(Stored data)
'''

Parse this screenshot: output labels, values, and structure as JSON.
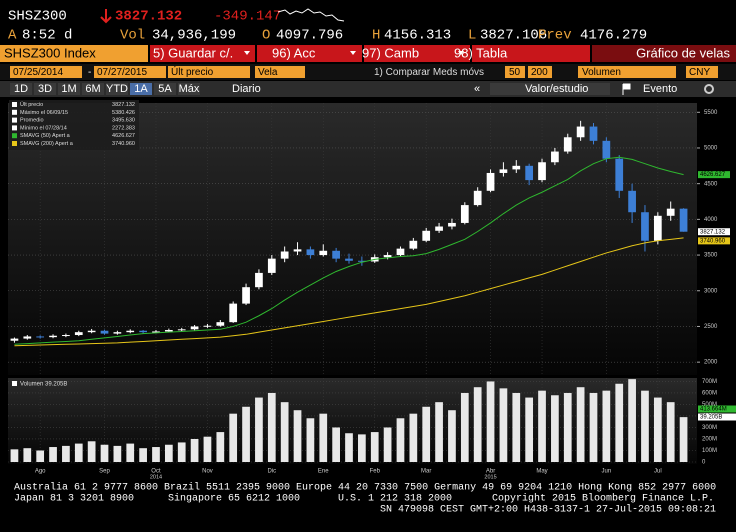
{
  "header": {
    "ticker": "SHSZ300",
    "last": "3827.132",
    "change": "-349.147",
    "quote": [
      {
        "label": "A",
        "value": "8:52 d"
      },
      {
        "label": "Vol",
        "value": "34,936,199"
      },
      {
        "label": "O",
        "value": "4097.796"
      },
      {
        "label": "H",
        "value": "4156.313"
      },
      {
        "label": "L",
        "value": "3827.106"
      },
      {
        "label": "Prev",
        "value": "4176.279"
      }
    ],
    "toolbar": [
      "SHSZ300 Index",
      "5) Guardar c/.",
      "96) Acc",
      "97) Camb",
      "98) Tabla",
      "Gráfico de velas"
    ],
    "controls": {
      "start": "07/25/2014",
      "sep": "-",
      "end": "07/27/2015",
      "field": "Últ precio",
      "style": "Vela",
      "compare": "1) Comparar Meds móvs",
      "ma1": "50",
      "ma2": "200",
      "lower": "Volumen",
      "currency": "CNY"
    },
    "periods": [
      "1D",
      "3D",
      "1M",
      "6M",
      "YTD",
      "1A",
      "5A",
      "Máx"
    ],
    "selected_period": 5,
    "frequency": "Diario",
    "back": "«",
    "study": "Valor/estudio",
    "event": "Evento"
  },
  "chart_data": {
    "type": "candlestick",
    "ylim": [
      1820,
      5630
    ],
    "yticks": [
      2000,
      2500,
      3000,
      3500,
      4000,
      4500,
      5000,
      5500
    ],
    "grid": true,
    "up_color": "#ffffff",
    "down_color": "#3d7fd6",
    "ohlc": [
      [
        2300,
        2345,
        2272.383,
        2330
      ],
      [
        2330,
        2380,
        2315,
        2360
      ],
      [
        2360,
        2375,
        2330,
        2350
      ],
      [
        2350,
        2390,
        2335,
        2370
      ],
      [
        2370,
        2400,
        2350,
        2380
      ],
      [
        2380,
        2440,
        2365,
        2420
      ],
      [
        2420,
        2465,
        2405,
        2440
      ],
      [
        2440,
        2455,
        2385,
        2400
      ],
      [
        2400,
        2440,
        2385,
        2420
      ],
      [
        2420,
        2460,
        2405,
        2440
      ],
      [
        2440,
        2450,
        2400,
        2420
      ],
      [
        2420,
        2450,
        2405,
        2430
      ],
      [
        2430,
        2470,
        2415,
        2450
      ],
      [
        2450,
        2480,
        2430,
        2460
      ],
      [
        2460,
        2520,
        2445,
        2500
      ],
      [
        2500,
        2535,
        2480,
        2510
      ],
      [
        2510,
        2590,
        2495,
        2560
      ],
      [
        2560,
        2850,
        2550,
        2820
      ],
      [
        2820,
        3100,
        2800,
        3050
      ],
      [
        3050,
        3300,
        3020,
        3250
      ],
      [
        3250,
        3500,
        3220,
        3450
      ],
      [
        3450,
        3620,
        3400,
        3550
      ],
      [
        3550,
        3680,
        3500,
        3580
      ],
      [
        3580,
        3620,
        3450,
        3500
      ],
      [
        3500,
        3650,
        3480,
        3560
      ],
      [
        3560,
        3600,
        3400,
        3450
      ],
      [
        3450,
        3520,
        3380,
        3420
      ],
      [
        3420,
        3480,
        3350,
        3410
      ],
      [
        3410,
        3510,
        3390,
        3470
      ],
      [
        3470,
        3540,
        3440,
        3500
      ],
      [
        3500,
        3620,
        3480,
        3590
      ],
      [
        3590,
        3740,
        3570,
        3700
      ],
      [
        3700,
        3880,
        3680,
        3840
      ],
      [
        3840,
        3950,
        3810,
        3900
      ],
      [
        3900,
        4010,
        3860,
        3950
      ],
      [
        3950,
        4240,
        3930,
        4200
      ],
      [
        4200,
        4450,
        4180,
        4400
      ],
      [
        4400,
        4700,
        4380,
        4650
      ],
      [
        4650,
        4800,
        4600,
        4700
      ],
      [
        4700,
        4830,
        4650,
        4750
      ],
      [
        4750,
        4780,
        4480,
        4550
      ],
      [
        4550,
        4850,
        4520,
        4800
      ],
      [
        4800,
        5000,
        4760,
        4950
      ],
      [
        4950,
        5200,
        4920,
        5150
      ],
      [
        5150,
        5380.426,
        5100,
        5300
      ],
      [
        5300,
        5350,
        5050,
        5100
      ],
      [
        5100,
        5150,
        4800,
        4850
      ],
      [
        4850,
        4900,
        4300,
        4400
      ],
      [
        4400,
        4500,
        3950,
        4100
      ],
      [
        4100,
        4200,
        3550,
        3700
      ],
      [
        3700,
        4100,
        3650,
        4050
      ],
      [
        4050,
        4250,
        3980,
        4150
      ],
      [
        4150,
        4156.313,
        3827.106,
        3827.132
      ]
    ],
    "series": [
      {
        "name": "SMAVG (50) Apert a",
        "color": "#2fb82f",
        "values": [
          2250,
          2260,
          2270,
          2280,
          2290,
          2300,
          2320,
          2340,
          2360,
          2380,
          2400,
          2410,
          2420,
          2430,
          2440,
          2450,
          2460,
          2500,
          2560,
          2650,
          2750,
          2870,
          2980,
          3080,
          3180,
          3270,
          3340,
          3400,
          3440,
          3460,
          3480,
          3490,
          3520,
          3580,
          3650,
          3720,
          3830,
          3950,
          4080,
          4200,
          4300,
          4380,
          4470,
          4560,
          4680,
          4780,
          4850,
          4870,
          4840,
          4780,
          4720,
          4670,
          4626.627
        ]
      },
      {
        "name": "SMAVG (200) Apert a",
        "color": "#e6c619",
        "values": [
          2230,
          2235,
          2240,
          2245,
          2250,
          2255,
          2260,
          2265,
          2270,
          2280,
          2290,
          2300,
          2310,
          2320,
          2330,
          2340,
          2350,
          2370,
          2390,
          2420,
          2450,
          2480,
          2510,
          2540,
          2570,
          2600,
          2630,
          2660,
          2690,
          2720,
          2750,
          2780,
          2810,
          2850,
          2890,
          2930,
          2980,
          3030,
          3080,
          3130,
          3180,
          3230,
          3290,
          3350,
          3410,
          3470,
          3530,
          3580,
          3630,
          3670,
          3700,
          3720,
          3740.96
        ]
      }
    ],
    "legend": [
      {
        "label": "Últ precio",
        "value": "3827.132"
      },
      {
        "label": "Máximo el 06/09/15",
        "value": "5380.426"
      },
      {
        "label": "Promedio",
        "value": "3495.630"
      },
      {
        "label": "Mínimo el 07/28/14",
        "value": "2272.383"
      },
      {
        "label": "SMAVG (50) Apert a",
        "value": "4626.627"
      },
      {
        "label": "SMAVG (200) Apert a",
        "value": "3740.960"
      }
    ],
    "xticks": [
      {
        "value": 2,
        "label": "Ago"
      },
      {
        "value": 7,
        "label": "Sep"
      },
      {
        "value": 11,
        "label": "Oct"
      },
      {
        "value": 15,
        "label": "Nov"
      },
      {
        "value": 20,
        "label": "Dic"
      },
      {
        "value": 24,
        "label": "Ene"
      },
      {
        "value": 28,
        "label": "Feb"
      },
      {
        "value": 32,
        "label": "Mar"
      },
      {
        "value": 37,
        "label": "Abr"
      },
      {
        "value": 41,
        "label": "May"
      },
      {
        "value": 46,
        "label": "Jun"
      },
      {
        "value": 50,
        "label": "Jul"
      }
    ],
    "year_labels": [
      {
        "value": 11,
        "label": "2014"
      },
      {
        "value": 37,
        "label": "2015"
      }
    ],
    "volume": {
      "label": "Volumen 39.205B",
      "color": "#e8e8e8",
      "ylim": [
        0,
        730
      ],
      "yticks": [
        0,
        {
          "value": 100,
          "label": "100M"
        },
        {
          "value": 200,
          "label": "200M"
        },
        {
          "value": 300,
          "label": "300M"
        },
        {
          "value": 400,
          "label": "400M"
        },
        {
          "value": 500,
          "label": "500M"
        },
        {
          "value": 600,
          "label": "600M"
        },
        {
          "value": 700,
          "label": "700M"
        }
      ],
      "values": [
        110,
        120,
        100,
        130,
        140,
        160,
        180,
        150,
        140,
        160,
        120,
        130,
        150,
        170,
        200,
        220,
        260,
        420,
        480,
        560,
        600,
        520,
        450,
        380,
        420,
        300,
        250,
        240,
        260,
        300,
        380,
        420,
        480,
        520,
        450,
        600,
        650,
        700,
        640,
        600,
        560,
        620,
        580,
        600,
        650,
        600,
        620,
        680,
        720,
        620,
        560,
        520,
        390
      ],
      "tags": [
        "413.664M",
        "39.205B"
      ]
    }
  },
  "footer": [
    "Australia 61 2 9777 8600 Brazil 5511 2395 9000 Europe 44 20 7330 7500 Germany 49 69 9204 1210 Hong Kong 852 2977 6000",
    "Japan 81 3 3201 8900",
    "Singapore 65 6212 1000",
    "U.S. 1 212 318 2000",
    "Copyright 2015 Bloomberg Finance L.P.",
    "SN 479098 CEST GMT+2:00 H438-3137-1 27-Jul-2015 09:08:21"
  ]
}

'''

◆ Job ◆
Set out every line from the material that contains the string "name".

◆ The completed task ◆
        "name": "SMAVG (50) Apert a",
        "name": "SMAVG (200) Apert a",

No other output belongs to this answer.